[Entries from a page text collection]
▶
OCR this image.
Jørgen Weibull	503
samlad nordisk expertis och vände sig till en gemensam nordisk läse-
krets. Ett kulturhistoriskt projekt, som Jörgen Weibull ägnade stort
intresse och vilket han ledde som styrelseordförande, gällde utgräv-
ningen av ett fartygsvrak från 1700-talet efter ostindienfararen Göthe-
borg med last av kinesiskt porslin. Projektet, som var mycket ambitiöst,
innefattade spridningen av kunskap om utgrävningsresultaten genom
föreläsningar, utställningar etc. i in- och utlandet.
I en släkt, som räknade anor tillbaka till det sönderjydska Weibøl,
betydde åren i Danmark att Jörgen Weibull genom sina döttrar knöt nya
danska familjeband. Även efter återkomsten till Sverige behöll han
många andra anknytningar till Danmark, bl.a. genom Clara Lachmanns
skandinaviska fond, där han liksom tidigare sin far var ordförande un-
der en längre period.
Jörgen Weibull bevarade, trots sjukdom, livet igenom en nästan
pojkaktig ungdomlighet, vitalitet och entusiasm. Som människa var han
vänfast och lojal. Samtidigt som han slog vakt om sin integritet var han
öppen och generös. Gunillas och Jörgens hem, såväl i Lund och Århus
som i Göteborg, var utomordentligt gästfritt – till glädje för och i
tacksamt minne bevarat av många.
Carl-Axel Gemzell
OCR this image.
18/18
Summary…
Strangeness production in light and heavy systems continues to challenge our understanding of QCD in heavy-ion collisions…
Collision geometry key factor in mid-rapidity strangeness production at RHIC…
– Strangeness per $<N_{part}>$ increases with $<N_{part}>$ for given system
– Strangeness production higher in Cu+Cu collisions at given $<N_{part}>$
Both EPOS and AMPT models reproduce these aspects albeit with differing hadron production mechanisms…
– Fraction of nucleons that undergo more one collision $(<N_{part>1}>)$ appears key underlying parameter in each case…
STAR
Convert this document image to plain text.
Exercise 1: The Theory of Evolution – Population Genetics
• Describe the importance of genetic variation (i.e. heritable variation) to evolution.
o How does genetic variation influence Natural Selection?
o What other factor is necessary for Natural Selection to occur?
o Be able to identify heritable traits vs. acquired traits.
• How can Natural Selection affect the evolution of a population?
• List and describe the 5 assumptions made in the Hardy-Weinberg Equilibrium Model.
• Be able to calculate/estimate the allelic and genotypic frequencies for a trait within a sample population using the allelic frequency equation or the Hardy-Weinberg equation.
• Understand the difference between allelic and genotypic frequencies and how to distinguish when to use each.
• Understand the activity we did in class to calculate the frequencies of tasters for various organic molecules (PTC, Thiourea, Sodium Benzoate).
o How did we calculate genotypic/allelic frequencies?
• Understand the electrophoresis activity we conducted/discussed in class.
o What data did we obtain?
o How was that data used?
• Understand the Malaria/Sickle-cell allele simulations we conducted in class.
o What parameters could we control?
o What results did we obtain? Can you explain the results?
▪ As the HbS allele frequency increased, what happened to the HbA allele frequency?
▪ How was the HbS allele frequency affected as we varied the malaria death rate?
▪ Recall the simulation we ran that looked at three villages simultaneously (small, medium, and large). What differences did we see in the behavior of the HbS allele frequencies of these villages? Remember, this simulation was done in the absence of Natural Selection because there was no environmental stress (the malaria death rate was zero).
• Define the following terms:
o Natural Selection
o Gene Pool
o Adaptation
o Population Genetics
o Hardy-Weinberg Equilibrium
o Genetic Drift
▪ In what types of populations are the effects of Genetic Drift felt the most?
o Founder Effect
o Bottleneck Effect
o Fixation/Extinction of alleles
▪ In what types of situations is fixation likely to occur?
◀
[Problem to solve]
Would you reproduce every record above exactly as it appears?

[Written answer]
OCR this image.
Jørgen Weibull	503
samlad nordisk expertis och vände sig till en gemensam nordisk läse-
krets. Ett kulturhistoriskt projekt, som Jörgen Weibull ägnade stort
intresse och vilket han ledde som styrelseordförande, gällde utgräv-
ningen av ett fartygsvrak från 1700-talet efter ostindienfararen Göthe-
borg med last av kinesiskt porslin. Projektet, som var mycket ambitiöst,
innefattade spridningen av kunskap om utgrävningsresultaten genom
föreläsningar, utställningar etc. i in- och utlandet.
I en släkt, som räknade anor tillbaka till det sönderjydska Weibøl,
betydde åren i Danmark att Jörgen Weibull genom sina döttrar knöt nya
danska familjeband. Även efter återkomsten till Sverige behöll han
många andra anknytningar till Danmark, bl.a. genom Clara Lachmanns
skandinaviska fond, där han liksom tidigare sin far var ordförande un-
der en längre period.
Jörgen Weibull bevarade, trots sjukdom, livet igenom en nästan
pojkaktig ungdomlighet, vitalitet och entusiasm. Som människa var han
vänfast och lojal. Samtidigt som han slog vakt om sin integritet var han
öppen och generös. Gunillas och Jörgens hem, såväl i Lund och Århus
som i Göteborg, var utomordentligt gästfritt – till glädje för och i
tacksamt minne bevarat av många.
Carl-Axel Gemzell
OCR this image.
18/18
Summary…
Strangeness production in light and heavy systems continues to challenge our understanding of QCD in heavy-ion collisions…
Collision geometry key factor in mid-rapidity strangeness production at RHIC…
– Strangeness per $<N_{part}>$ increases with $<N_{part}>$ for given system
– Strangeness production higher in Cu+Cu collisions at given $<N_{part}>$
Both EPOS and AMPT models reproduce these aspects albeit with differing hadron production mechanisms…
– Fraction of nucleons that undergo more one collision $(<N_{part>1}>)$ appears key underlying parameter in each case…
STAR
Convert this document image to plain text.
Exercise 1: The Theory of Evolution – Population Genetics
• Describe the importance of genetic variation (i.e. heritable variation) to evolution.
o How does genetic variation influence Natural Selection?
o What other factor is necessary for Natural Selection to occur?
o Be able to identify heritable traits vs. acquired traits.
• How can Natural Selection affect the evolution of a population?
• List and describe the 5 assumptions made in the Hardy-Weinberg Equilibrium Model.
• Be able to calculate/estimate the allelic and genotypic frequencies for a trait within a sample population using the allelic frequency equation or the Hardy-Weinberg equation.
• Understand the difference between allelic and genotypic frequencies and how to distinguish when to use each.
• Understand the activity we did in class to calculate the frequencies of tasters for various organic molecules (PTC, Thiourea, Sodium Benzoate).
o How did we calculate genotypic/allelic frequencies?
• Understand the electrophoresis activity we conducted/discussed in class.
o What data did we obtain?
o How was that data used?
• Understand the Malaria/Sickle-cell allele simulations we conducted in class.
o What parameters could we control?
o What results did we obtain? Can you explain the results?
▪ As the HbS allele frequency increased, what happened to the HbA allele frequency?
▪ How was the HbS allele frequency affected as we varied the malaria death rate?
▪ Recall the simulation we ran that looked at three villages simultaneously (small, medium, and large). What differences did we see in the behavior of the HbS allele frequencies of these villages? Remember, this simulation was done in the absence of Natural Selection because there was no environmental stress (the malaria death rate was zero).
• Define the following terms:
o Natural Selection
o Gene Pool
o Adaptation
o Population Genetics
o Hardy-Weinberg Equilibrium
o Genetic Drift
▪ In what types of populations are the effects of Genetic Drift felt the most?
o Founder Effect
o Bottleneck Effect
o Fixation/Extinction of alleles
▪ In what types of situations is fixation likely to occur?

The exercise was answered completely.